[GIVEN EXERCISE]
State how many lines in the records hold the word "celkem", giving the number and no other text.

[GIVEN ENTRIES]

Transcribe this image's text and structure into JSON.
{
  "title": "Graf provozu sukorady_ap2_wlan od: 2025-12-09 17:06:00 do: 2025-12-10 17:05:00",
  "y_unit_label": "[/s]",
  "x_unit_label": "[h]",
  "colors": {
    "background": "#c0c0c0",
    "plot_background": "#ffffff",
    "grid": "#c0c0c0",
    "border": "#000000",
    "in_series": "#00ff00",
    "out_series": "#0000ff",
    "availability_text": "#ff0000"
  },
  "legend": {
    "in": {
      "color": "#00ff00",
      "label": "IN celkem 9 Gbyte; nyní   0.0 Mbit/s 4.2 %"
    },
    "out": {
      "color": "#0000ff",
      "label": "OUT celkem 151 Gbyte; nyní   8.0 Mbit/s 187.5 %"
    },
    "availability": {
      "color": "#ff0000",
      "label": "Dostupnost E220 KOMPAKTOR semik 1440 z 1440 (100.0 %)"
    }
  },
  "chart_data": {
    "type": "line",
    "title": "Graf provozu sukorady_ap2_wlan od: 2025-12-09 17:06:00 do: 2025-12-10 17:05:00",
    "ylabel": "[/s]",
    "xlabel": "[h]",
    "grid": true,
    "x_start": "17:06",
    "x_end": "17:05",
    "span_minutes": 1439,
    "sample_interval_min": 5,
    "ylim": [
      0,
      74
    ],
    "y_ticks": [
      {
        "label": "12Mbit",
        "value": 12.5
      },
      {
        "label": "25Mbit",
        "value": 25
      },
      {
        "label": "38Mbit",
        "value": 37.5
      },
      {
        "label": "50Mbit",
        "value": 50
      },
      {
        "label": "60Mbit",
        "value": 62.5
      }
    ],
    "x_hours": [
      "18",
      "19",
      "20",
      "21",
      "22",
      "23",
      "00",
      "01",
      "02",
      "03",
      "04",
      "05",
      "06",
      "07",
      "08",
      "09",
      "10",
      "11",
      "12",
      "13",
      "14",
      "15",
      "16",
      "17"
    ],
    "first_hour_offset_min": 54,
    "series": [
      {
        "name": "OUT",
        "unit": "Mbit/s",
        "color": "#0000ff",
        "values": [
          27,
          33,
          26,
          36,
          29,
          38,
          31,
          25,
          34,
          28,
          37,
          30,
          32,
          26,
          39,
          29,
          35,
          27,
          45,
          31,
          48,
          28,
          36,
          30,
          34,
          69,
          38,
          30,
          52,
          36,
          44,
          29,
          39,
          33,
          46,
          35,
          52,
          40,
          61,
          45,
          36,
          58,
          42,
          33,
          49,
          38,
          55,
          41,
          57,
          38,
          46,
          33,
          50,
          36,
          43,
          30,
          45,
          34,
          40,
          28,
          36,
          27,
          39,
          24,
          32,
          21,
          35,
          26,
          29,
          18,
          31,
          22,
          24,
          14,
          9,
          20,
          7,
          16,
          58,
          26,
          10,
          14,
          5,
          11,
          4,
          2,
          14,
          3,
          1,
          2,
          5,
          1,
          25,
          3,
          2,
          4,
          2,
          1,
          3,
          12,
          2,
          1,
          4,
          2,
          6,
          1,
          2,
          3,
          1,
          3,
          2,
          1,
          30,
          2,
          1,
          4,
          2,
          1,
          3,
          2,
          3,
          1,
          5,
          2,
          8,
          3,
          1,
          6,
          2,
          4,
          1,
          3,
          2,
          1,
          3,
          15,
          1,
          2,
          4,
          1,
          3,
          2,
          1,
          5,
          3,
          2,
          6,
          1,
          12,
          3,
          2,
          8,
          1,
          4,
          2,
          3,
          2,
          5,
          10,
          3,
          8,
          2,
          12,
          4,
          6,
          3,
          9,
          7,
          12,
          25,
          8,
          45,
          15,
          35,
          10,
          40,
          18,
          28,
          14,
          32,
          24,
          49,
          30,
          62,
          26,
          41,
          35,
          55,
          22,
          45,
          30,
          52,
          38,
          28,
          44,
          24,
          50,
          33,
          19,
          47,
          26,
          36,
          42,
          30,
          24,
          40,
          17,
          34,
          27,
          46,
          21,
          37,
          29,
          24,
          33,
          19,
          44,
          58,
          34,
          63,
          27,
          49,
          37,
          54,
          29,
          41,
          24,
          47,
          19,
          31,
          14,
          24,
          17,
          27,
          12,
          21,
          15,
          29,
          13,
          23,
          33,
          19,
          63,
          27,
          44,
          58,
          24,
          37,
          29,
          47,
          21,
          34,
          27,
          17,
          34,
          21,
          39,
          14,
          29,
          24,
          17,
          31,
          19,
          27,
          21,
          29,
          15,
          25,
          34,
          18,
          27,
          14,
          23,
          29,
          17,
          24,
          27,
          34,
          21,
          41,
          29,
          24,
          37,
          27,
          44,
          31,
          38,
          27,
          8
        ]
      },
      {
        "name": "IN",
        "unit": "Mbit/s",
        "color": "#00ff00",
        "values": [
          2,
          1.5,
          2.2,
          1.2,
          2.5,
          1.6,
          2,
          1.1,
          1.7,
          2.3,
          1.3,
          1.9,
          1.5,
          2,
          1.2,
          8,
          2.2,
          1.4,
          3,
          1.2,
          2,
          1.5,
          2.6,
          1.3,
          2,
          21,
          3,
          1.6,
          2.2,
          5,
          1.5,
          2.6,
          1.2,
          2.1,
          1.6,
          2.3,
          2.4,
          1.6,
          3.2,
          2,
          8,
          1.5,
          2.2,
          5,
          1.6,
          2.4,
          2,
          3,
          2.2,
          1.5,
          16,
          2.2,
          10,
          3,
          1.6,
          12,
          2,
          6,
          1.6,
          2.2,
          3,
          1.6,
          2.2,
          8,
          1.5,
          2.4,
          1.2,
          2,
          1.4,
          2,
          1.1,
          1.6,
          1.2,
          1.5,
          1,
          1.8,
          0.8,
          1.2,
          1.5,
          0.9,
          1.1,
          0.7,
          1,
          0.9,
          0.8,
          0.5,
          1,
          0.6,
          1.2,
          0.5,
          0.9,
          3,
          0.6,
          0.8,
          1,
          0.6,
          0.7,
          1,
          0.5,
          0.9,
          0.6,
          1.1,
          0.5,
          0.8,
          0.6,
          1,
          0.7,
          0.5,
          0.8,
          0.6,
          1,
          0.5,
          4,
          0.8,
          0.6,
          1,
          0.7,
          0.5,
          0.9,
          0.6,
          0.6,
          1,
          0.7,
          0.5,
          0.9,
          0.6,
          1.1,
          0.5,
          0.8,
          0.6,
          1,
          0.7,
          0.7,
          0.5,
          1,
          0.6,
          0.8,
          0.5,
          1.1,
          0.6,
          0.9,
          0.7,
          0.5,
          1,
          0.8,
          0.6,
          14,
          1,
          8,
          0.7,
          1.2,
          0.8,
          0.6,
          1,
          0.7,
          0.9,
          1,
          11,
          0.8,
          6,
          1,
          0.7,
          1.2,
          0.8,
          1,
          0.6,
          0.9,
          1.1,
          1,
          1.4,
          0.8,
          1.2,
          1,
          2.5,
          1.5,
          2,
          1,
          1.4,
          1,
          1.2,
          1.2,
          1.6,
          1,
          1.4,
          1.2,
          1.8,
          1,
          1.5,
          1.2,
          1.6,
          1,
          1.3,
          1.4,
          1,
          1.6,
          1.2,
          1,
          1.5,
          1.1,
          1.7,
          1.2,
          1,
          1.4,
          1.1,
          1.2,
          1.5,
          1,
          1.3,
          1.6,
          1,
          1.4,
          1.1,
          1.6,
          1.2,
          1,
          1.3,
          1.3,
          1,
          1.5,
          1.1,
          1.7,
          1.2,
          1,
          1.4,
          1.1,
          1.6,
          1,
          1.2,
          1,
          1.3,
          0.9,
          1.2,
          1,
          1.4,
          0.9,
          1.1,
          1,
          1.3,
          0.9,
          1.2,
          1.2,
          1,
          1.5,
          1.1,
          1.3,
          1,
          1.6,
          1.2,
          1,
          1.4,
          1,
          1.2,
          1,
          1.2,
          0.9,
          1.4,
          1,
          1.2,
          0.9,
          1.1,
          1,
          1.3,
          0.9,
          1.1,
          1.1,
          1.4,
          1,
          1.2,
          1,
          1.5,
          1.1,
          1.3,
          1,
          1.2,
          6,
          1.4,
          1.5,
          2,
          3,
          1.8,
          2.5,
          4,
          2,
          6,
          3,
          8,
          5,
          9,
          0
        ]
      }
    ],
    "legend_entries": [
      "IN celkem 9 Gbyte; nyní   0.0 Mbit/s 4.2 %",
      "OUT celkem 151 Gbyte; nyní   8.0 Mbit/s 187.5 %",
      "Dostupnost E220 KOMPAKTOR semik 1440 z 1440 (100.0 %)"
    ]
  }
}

[EXERCISE OUTPUT]
4